(Records from a data collection)
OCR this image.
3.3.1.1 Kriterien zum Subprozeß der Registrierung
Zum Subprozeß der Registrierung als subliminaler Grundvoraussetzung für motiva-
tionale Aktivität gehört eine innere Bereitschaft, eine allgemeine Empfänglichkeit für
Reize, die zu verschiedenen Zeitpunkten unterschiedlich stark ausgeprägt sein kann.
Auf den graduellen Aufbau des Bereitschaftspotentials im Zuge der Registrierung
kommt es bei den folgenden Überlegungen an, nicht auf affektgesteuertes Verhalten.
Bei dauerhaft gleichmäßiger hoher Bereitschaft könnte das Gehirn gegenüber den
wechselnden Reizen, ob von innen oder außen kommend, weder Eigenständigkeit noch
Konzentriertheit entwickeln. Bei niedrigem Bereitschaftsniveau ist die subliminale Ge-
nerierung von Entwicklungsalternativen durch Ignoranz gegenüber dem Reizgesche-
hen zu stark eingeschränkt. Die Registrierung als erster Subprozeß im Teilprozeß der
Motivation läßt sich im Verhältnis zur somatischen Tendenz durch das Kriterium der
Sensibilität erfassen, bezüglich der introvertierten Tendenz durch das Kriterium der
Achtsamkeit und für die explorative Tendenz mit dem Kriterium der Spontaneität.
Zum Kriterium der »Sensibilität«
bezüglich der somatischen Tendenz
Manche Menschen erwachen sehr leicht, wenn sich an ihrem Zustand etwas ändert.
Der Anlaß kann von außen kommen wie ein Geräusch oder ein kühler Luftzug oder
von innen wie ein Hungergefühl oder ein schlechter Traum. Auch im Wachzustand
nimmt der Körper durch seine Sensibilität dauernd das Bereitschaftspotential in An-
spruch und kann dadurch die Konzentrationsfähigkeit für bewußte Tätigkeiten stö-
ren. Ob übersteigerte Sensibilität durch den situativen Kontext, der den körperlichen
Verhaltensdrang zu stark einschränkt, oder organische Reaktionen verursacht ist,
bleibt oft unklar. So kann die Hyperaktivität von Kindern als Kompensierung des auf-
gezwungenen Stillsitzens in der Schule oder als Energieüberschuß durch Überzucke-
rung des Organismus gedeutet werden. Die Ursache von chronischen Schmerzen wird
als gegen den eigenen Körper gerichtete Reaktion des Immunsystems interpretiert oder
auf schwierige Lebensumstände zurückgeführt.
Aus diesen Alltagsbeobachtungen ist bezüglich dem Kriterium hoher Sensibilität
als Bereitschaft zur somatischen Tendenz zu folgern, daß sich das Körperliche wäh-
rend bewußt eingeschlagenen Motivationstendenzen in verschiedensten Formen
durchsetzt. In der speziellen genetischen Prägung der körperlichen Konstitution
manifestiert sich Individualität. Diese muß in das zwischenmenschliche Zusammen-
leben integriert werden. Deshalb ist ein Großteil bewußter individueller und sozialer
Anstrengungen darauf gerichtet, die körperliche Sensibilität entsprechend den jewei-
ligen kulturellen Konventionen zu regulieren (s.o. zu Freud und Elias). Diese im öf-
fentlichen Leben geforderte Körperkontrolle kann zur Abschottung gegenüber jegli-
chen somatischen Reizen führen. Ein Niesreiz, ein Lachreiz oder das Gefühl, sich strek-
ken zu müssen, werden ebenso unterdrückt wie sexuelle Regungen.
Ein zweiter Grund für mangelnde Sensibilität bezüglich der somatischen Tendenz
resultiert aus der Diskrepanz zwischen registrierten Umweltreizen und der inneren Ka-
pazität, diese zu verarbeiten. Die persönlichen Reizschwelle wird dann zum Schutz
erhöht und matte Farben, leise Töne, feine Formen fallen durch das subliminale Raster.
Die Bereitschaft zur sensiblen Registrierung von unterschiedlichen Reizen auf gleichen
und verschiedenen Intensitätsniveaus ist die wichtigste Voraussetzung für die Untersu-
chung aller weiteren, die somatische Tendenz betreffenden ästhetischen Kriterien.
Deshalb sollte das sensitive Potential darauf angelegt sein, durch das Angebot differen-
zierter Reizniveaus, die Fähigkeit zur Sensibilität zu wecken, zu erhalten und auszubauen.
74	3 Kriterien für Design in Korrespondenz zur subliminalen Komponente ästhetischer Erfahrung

Exercise instructions »
How many of the lines above include the string "stark"? Answer with the number only.

The reply »
3